**WHAT IS REQUIRED**
Can you write out the whole listing exactly?

**MATERIAL FOR THIS TASK**

⟨

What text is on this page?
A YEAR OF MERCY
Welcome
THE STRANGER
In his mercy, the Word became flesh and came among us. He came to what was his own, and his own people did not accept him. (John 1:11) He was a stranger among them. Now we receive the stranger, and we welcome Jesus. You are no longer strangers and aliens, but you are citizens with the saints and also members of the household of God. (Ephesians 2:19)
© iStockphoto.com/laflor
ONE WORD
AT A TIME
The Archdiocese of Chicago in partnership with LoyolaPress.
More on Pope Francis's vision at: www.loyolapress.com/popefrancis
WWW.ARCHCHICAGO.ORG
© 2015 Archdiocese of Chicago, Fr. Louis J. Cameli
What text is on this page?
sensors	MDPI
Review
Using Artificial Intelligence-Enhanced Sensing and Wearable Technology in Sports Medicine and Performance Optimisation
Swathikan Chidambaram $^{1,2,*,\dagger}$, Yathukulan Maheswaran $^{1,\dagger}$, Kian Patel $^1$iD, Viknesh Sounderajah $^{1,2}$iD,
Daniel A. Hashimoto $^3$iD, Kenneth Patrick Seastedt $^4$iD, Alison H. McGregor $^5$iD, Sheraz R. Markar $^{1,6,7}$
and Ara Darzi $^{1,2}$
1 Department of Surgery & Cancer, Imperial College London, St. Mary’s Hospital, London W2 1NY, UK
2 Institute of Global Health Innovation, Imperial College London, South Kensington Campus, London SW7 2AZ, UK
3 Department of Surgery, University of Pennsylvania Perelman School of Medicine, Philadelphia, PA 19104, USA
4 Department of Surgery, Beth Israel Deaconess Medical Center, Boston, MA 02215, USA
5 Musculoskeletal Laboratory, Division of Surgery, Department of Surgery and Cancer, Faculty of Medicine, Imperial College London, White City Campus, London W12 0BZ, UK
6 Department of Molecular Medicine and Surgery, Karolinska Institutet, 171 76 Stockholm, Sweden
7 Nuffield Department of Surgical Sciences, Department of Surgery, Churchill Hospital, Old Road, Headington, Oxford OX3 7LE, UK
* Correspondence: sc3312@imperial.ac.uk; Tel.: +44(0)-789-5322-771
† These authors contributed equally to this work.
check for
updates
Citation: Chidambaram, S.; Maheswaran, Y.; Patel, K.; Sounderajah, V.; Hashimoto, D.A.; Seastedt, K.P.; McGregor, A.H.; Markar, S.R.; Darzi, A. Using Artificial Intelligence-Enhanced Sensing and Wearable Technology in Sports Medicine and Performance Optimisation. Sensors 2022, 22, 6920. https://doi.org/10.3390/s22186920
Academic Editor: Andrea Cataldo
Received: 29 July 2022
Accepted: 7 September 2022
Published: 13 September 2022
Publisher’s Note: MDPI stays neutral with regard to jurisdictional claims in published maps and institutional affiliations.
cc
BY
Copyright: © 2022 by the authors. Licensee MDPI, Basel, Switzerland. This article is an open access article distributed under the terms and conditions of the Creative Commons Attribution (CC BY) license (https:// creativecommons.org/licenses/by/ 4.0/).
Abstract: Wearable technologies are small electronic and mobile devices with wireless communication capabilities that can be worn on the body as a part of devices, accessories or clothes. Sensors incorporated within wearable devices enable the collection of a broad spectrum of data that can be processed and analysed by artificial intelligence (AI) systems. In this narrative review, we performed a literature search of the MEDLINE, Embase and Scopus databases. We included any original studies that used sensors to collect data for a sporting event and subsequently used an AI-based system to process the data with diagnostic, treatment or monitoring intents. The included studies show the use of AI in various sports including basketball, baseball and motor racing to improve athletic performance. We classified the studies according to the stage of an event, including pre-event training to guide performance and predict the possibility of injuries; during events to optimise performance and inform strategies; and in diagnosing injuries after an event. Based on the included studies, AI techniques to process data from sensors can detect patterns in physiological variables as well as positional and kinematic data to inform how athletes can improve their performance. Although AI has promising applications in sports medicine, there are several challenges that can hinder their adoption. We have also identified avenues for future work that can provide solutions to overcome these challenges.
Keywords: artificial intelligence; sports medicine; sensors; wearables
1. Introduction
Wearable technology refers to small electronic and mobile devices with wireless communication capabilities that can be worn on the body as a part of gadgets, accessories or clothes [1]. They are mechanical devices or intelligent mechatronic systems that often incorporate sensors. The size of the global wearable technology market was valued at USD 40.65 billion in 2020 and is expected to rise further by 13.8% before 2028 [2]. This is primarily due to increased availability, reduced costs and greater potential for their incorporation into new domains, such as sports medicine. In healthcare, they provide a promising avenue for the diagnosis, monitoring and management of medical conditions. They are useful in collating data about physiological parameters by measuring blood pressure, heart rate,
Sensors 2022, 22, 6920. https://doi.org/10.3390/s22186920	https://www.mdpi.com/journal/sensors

⟩

**RIGHT ANSWER**
What text is on this page?
A YEAR OF MERCY
Welcome
THE STRANGER
In his mercy, the Word became flesh and came among us. He came to what was his own, and his own people did not accept him. (John 1:11) He was a stranger among them. Now we receive the stranger, and we welcome Jesus. You are no longer strangers and aliens, but you are citizens with the saints and also members of the household of God. (Ephesians 2:19)
© iStockphoto.com/laflor
ONE WORD
AT A TIME
The Archdiocese of Chicago in partnership with LoyolaPress.
More on Pope Francis's vision at: www.loyolapress.com/popefrancis
WWW.ARCHCHICAGO.ORG
© 2015 Archdiocese of Chicago, Fr. Louis J. Cameli
What text is on this page?
sensors	MDPI
Review
Using Artificial Intelligence-Enhanced Sensing and Wearable Technology in Sports Medicine and Performance Optimisation
Swathikan Chidambaram $^{1,2,*,\dagger}$, Yathukulan Maheswaran $^{1,\dagger}$, Kian Patel $^1$iD, Viknesh Sounderajah $^{1,2}$iD,
Daniel A. Hashimoto $^3$iD, Kenneth Patrick Seastedt $^4$iD, Alison H. McGregor $^5$iD, Sheraz R. Markar $^{1,6,7}$
and Ara Darzi $^{1,2}$
1 Department of Surgery & Cancer, Imperial College London, St. Mary’s Hospital, London W2 1NY, UK
2 Institute of Global Health Innovation, Imperial College London, South Kensington Campus, London SW7 2AZ, UK
3 Department of Surgery, University of Pennsylvania Perelman School of Medicine, Philadelphia, PA 19104, USA
4 Department of Surgery, Beth Israel Deaconess Medical Center, Boston, MA 02215, USA
5 Musculoskeletal Laboratory, Division of Surgery, Department of Surgery and Cancer, Faculty of Medicine, Imperial College London, White City Campus, London W12 0BZ, UK
6 Department of Molecular Medicine and Surgery, Karolinska Institutet, 171 76 Stockholm, Sweden
7 Nuffield Department of Surgical Sciences, Department of Surgery, Churchill Hospital, Old Road, Headington, Oxford OX3 7LE, UK
* Correspondence: sc3312@imperial.ac.uk; Tel.: +44(0)-789-5322-771
† These authors contributed equally to this work.
check for
updates
Citation: Chidambaram, S.; Maheswaran, Y.; Patel, K.; Sounderajah, V.; Hashimoto, D.A.; Seastedt, K.P.; McGregor, A.H.; Markar, S.R.; Darzi, A. Using Artificial Intelligence-Enhanced Sensing and Wearable Technology in Sports Medicine and Performance Optimisation. Sensors 2022, 22, 6920. https://doi.org/10.3390/s22186920
Academic Editor: Andrea Cataldo
Received: 29 July 2022
Accepted: 7 September 2022
Published: 13 September 2022
Publisher’s Note: MDPI stays neutral with regard to jurisdictional claims in published maps and institutional affiliations.
cc
BY
Copyright: © 2022 by the authors. Licensee MDPI, Basel, Switzerland. This article is an open access article distributed under the terms and conditions of the Creative Commons Attribution (CC BY) license (https:// creativecommons.org/licenses/by/ 4.0/).
Abstract: Wearable technologies are small electronic and mobile devices with wireless communication capabilities that can be worn on the body as a part of devices, accessories or clothes. Sensors incorporated within wearable devices enable the collection of a broad spectrum of data that can be processed and analysed by artificial intelligence (AI) systems. In this narrative review, we performed a literature search of the MEDLINE, Embase and Scopus databases. We included any original studies that used sensors to collect data for a sporting event and subsequently used an AI-based system to process the data with diagnostic, treatment or monitoring intents. The included studies show the use of AI in various sports including basketball, baseball and motor racing to improve athletic performance. We classified the studies according to the stage of an event, including pre-event training to guide performance and predict the possibility of injuries; during events to optimise performance and inform strategies; and in diagnosing injuries after an event. Based on the included studies, AI techniques to process data from sensors can detect patterns in physiological variables as well as positional and kinematic data to inform how athletes can improve their performance. Although AI has promising applications in sports medicine, there are several challenges that can hinder their adoption. We have also identified avenues for future work that can provide solutions to overcome these challenges.
Keywords: artificial intelligence; sports medicine; sensors; wearables
1. Introduction
Wearable technology refers to small electronic and mobile devices with wireless communication capabilities that can be worn on the body as a part of gadgets, accessories or clothes [1]. They are mechanical devices or intelligent mechatronic systems that often incorporate sensors. The size of the global wearable technology market was valued at USD 40.65 billion in 2020 and is expected to rise further by 13.8% before 2028 [2]. This is primarily due to increased availability, reduced costs and greater potential for their incorporation into new domains, such as sports medicine. In healthcare, they provide a promising avenue for the diagnosis, monitoring and management of medical conditions. They are useful in collating data about physiological parameters by measuring blood pressure, heart rate,
Sensors 2022, 22, 6920. https://doi.org/10.3390/s22186920	https://www.mdpi.com/journal/sensors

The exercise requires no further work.